**WHAT THE EXERCISE ASKS**
Every record below should be printed exactly as given.

**LISTED RECORDS**
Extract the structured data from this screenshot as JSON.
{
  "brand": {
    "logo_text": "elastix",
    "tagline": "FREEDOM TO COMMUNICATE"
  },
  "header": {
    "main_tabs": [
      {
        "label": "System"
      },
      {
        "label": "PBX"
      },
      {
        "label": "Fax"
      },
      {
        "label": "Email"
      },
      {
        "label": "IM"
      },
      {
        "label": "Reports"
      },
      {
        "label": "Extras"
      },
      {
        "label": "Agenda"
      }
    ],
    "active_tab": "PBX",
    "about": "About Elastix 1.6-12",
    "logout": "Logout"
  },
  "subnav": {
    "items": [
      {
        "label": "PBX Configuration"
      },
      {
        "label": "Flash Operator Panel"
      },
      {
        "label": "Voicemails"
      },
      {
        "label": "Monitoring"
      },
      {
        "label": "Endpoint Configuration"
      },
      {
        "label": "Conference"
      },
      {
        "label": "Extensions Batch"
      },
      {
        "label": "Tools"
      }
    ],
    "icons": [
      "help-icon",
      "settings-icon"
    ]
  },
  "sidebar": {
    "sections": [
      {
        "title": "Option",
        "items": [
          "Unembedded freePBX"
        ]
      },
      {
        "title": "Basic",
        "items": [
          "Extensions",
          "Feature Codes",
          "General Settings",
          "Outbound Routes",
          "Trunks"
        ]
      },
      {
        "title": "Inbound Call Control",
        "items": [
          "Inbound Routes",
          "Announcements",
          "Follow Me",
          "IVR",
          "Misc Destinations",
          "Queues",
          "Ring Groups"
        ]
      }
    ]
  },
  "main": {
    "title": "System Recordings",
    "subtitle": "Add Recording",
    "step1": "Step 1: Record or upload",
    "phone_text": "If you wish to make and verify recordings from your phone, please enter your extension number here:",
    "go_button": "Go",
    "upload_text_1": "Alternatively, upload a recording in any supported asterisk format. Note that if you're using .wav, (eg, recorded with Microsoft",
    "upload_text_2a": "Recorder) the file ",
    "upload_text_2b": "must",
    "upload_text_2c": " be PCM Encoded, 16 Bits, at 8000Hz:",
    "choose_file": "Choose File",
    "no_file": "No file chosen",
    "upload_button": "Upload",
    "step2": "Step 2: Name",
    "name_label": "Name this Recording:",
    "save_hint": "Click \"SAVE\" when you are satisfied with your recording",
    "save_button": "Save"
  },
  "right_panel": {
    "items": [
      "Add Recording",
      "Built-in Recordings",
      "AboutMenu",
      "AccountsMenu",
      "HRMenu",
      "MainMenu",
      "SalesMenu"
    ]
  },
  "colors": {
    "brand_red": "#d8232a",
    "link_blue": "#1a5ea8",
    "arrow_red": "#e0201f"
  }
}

**EXERCISE SOLUTION**
Extract the structured data from this screenshot as JSON.
{
  "brand": {
    "logo_text": "elastix",
    "tagline": "FREEDOM TO COMMUNICATE"
  },
  "header": {
    "main_tabs": [
      {
        "label": "System"
      },
      {
        "label": "PBX"
      },
      {
        "label": "Fax"
      },
      {
        "label": "Email"
      },
      {
        "label": "IM"
      },
      {
        "label": "Reports"
      },
      {
        "label": "Extras"
      },
      {
        "label": "Agenda"
      }
    ],
    "active_tab": "PBX",
    "about": "About Elastix 1.6-12",
    "logout": "Logout"
  },
  "subnav": {
    "items": [
      {
        "label": "PBX Configuration"
      },
      {
        "label": "Flash Operator Panel"
      },
      {
        "label": "Voicemails"
      },
      {
        "label": "Monitoring"
      },
      {
        "label": "Endpoint Configuration"
      },
      {
        "label": "Conference"
      },
      {
        "label": "Extensions Batch"
      },
      {
        "label": "Tools"
      }
    ],
    "icons": [
      "help-icon",
      "settings-icon"
    ]
  },
  "sidebar": {
    "sections": [
      {
        "title": "Option",
        "items": [
          "Unembedded freePBX"
        ]
      },
      {
        "title": "Basic",
        "items": [
          "Extensions",
          "Feature Codes",
          "General Settings",
          "Outbound Routes",
          "Trunks"
        ]
      },
      {
        "title": "Inbound Call Control",
        "items": [
          "Inbound Routes",
          "Announcements",
          "Follow Me",
          "IVR",
          "Misc Destinations",
          "Queues",
          "Ring Groups"
        ]
      }
    ]
  },
  "main": {
    "title": "System Recordings",
    "subtitle": "Add Recording",
    "step1": "Step 1: Record or upload",
    "phone_text": "If you wish to make and verify recordings from your phone, please enter your extension number here:",
    "go_button": "Go",
    "upload_text_1": "Alternatively, upload a recording in any supported asterisk format. Note that if you're using .wav, (eg, recorded with Microsoft",
    "upload_text_2a": "Recorder) the file ",
    "upload_text_2b": "must",
    "upload_text_2c": " be PCM Encoded, 16 Bits, at 8000Hz:",
    "choose_file": "Choose File",
    "no_file": "No file chosen",
    "upload_button": "Upload",
    "step2": "Step 2: Name",
    "name_label": "Name this Recording:",
    "save_hint": "Click \"SAVE\" when you are satisfied with your recording",
    "save_button": "Save"
  },
  "right_panel": {
    "items": [
      "Add Recording",
      "Built-in Recordings",
      "AboutMenu",
      "AccountsMenu",
      "HRMenu",
      "MainMenu",
      "SalesMenu"
    ]
  },
  "colors": {
    "brand_red": "#d8232a",
    "link_blue": "#1a5ea8",
    "arrow_red": "#e0201f"
  }
}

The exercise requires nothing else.